[[ Selected text open ]]

The research says jealousy is “natural.” Normal. Predictable. Practically biological. Cute. I laugh at that — a low, knowing laugh — because of course it’s natural. So is hunger. So is war. So is sex. And jealousy, for me, lives somewhere in the middle of those: the ache, the violence, the wanting.
The internet — that vast confessional booth where everyone spills their sins to strangers — agrees. Reddit says jealousy is inevitable; therapy blogs say jealousy is a wound with a mouth; polyamory forums debate whether it’s a flaw of the heart or a lack of vocabulary. Everyone has an opinion, a theory, a trauma souvenir.
And here I am, a sensual historian of my own ridiculous feelings, trying to understand why my body reacts like a startled empire whenever desire threatens to shift its borders.
Monogamous women whisper, “Of course I’m jealous, I love him.”
Poly women shrug, “Of course I’m jealous, I’m human.”
And I — dramatic creature that I am — think, Of course I’m jealous, I’m alive.

[[ Selected text closed ]]
[[ Data for analysis open ]]

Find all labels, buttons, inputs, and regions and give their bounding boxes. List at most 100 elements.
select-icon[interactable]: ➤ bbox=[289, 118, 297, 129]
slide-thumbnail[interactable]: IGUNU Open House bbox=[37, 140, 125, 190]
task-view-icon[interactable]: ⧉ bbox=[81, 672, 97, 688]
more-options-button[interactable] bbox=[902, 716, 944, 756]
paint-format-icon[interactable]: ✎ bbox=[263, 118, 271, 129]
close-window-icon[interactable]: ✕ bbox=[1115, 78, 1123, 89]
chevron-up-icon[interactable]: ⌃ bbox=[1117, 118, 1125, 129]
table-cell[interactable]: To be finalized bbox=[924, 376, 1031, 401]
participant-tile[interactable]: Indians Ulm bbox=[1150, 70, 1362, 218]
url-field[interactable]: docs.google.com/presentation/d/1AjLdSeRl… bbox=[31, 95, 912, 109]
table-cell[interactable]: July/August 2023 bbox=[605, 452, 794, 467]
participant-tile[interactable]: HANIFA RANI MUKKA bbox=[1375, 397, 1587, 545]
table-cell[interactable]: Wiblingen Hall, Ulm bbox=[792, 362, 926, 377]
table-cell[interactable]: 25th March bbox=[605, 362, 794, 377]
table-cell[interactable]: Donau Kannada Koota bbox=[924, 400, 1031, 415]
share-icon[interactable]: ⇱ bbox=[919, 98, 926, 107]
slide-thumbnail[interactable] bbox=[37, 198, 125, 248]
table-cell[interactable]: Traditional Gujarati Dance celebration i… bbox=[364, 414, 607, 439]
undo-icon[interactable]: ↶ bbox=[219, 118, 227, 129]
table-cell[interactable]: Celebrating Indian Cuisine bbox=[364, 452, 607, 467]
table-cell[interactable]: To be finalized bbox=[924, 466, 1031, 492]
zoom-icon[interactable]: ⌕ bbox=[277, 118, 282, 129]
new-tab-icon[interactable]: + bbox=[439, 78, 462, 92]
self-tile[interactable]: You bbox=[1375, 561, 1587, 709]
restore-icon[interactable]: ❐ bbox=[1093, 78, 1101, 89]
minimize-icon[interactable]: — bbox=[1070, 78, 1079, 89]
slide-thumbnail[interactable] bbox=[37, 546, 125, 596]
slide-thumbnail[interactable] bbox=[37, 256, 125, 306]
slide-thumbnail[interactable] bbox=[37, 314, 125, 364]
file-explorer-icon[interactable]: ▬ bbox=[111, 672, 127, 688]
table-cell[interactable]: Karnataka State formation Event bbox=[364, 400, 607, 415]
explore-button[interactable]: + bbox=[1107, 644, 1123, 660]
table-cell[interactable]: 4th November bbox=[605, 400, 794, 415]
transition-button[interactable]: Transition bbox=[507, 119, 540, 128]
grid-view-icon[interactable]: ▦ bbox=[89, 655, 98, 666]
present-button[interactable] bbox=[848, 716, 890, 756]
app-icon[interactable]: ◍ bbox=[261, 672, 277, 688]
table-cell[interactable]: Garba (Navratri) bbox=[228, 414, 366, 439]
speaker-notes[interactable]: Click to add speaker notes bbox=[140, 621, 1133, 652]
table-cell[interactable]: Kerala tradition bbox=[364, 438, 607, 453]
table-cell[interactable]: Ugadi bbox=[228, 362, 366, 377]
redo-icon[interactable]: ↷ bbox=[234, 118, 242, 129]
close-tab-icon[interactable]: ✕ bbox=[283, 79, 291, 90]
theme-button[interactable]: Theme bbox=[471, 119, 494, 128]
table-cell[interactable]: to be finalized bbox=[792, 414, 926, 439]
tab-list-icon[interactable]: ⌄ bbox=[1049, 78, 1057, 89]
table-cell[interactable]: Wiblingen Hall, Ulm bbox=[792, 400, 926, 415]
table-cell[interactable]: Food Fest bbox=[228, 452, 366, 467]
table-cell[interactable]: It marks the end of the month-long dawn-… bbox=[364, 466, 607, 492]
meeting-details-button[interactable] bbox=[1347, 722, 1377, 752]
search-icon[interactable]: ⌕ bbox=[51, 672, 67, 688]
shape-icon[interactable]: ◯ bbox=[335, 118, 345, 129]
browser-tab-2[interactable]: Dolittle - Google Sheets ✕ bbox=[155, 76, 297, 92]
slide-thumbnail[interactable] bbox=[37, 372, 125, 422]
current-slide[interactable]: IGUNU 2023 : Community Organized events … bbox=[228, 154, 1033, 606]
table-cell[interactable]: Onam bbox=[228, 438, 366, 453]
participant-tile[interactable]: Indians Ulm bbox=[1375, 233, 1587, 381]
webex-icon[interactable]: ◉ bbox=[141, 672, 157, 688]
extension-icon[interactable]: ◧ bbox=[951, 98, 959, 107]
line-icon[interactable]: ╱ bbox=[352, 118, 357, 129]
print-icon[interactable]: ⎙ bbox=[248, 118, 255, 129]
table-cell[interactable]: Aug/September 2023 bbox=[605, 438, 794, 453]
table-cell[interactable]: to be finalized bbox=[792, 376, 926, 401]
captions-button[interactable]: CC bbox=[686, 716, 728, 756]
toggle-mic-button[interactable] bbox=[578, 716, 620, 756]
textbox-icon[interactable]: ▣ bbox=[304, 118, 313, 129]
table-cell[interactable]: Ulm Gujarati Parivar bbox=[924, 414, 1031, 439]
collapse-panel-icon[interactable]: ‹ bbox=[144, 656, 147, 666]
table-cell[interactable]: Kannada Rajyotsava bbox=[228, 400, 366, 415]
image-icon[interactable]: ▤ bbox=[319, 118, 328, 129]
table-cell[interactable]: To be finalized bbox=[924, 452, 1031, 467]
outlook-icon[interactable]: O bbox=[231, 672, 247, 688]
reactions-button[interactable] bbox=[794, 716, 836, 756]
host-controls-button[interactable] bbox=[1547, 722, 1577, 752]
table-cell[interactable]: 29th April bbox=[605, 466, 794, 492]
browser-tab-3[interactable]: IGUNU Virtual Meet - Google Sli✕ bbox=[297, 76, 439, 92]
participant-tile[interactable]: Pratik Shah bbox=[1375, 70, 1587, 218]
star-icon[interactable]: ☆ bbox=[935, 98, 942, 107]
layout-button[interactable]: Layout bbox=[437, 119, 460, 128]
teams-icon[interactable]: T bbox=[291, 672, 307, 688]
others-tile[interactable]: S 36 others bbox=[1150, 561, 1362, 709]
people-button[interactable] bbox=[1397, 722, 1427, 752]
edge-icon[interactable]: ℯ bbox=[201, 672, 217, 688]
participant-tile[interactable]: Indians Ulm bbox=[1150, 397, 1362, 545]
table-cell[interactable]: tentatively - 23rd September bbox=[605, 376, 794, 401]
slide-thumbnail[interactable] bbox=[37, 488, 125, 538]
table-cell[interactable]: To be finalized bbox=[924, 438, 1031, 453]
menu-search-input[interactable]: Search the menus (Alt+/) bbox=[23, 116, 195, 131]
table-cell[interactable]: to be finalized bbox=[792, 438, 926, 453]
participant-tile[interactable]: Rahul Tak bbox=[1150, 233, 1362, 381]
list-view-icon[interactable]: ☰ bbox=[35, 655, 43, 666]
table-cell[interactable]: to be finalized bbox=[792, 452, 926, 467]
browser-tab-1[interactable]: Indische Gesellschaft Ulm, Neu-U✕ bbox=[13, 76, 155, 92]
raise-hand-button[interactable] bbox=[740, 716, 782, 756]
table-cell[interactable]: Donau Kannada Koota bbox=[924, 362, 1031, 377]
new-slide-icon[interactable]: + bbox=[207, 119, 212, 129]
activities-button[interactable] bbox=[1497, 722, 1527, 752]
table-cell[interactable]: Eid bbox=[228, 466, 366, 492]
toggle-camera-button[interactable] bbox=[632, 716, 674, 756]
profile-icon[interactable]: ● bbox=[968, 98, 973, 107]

[[ Data for analysis closed ]]

**Task 1**
From the piece on jealousy, list the things the narrator says are also natural.
**Task 2**
Decide whether each statement agrees with the piece on jealousy, answering yes or no and quoting the words that settle it: (a) Reddit holds that jealousy is inevitable. (b) Polyamory forums agree that jealousy is a flaw of the heart. (c) Monogamous women say they are jealous because they are human.
**Task 3**
Copy the stretch of the piece on jealousy from "The research says" through "a trauma souvenir.".

**Reply 1**
Hunger, war, sex

**Reply 2**
(a) Yes: "Reddit says jealousy is inevitable"
(b) No: "polyamory forums debate whether it’s a flaw of the heart or a lack of vocabulary"
(c) No: "Monogamous women whisper, “Of course I’m jealous, I love him.”"

**Reply 3**
The research says jealousy is “natural.” Normal. Predictable. Practically biological. Cute. I laugh at that — a low, knowing laugh — because of course it’s natural. So is hunger. So is war. So is sex. And jealousy, for me, lives somewhere in the middle of those: the ache, the violence, the wanting.
The internet — that vast confessional booth where everyone spills their sins to strangers — agrees. Reddit says jealousy is inevitable; therapy blogs say jealousy is a wound with a mouth; polyamory forums debate whether it’s a flaw of the heart or a lack of vocabulary. Everyone has an opinion, a theory, a trauma souvenir.